[Exercise brief]:
Pull out from the material below all lines with "OSCURO".

[A block of data]
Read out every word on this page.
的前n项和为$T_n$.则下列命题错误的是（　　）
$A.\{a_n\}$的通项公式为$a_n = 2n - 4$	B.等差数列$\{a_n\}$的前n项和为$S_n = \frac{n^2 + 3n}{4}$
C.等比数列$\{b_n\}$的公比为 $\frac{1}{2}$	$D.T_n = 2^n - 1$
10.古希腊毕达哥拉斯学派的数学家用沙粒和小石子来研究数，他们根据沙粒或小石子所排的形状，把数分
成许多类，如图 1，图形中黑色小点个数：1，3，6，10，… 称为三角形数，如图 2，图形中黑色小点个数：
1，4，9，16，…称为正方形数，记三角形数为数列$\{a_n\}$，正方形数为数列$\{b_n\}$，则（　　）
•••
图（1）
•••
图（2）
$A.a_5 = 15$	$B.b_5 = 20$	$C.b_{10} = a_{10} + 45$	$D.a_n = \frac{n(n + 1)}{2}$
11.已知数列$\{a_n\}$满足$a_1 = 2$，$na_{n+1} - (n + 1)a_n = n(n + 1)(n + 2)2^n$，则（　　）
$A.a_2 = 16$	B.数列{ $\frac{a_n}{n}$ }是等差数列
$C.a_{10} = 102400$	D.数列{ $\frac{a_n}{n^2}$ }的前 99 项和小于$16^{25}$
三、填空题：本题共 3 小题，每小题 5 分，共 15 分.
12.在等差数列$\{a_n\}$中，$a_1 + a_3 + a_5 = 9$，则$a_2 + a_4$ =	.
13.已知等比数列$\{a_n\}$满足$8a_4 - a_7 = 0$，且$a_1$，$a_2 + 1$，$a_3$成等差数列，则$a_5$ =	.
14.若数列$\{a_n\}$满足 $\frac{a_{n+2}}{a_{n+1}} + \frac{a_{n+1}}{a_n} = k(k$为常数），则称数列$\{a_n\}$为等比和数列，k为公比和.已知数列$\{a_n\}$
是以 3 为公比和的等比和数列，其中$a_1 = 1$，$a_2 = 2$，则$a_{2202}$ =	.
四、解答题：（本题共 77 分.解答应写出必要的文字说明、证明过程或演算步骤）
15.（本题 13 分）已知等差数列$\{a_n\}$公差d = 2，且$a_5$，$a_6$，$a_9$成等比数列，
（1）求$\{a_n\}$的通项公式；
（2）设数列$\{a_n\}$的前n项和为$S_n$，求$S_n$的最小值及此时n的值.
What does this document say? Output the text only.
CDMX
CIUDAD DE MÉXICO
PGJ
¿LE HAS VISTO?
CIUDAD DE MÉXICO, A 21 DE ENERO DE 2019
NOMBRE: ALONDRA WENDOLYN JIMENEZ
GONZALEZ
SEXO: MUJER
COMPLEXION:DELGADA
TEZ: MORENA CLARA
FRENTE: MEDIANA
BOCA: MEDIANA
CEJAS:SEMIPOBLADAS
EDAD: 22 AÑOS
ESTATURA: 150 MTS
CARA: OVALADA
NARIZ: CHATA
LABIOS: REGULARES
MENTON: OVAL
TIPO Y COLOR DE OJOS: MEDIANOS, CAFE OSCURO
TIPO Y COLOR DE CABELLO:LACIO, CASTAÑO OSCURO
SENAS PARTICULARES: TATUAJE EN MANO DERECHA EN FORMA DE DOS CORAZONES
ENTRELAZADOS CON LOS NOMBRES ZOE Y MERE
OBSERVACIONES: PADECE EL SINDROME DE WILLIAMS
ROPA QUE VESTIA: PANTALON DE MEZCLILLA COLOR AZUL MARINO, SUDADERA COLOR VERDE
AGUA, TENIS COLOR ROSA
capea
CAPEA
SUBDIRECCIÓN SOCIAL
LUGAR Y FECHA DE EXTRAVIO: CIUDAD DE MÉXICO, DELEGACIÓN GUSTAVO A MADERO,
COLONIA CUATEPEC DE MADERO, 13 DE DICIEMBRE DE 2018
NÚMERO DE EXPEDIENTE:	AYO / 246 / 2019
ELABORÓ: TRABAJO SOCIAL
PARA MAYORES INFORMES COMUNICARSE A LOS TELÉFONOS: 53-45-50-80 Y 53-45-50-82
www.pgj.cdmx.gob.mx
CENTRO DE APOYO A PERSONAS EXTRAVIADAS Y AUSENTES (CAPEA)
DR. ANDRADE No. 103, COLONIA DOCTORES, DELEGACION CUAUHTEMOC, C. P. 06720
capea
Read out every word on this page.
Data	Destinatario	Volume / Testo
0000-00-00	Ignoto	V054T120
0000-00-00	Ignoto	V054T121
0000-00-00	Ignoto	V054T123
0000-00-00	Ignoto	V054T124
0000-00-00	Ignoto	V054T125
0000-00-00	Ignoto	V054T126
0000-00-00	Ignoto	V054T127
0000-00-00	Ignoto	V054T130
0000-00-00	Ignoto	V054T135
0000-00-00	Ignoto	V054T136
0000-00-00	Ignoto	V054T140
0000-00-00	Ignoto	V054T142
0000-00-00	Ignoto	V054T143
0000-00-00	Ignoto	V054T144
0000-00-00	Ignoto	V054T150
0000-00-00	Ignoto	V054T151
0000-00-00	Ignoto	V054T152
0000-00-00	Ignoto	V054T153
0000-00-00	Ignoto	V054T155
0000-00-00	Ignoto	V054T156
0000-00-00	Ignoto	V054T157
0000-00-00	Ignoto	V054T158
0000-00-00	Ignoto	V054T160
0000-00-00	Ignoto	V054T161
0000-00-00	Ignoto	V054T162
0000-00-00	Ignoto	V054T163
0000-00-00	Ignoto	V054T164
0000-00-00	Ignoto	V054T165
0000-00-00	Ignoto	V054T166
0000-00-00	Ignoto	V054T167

...

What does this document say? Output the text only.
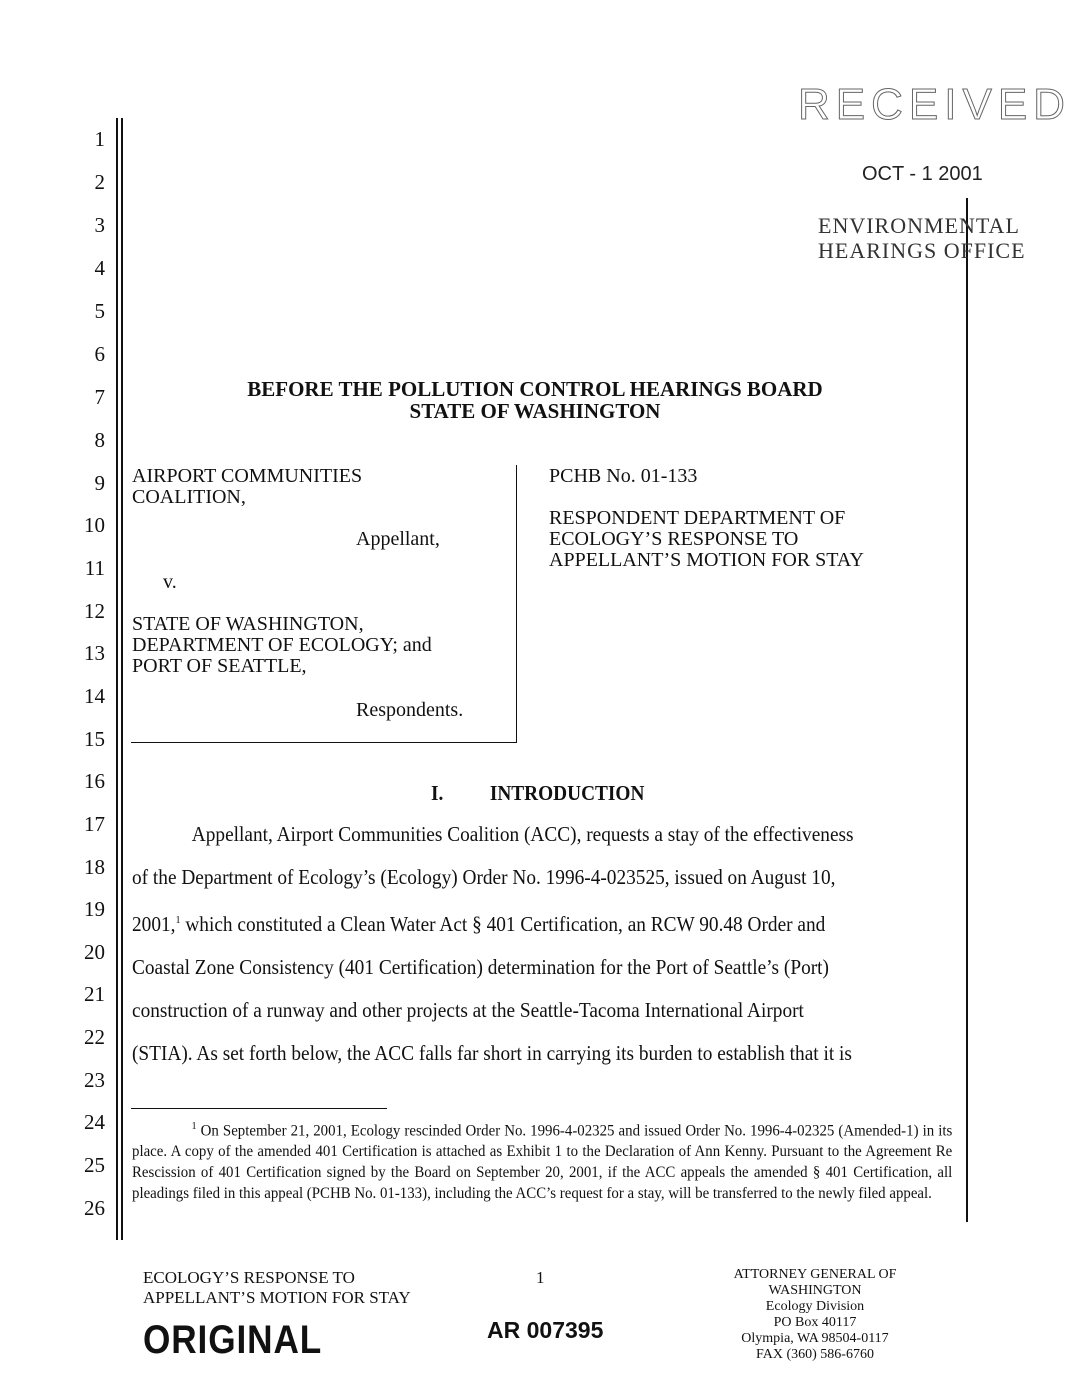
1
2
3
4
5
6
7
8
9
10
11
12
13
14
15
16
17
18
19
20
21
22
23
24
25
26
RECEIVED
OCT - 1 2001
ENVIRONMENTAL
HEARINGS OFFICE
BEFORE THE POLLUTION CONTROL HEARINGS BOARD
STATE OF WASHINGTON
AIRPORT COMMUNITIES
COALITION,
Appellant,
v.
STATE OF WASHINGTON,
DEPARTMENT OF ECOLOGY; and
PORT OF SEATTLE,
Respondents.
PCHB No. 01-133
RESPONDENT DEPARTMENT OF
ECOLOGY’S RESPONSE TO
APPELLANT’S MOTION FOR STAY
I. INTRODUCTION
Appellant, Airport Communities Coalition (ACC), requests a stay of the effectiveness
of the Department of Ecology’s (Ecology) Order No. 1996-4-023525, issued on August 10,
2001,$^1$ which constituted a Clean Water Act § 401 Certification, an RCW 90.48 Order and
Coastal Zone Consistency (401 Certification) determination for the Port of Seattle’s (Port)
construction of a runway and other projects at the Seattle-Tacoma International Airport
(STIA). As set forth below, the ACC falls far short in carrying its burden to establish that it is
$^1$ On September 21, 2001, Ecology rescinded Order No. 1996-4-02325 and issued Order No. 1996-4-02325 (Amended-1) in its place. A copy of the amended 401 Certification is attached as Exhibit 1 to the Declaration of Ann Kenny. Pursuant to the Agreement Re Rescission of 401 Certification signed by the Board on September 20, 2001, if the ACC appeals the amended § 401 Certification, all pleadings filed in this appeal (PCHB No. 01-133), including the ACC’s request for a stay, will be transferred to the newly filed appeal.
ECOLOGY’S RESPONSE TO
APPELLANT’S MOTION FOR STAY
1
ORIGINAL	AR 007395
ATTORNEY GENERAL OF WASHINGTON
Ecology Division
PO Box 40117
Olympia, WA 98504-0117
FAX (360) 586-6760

[Exercise answer]:
TIPO Y COLOR DE OJOS: MEDIANOS, CAFE OSCURO
TIPO Y COLOR DE CABELLO:LACIO, CASTAÑO OSCURO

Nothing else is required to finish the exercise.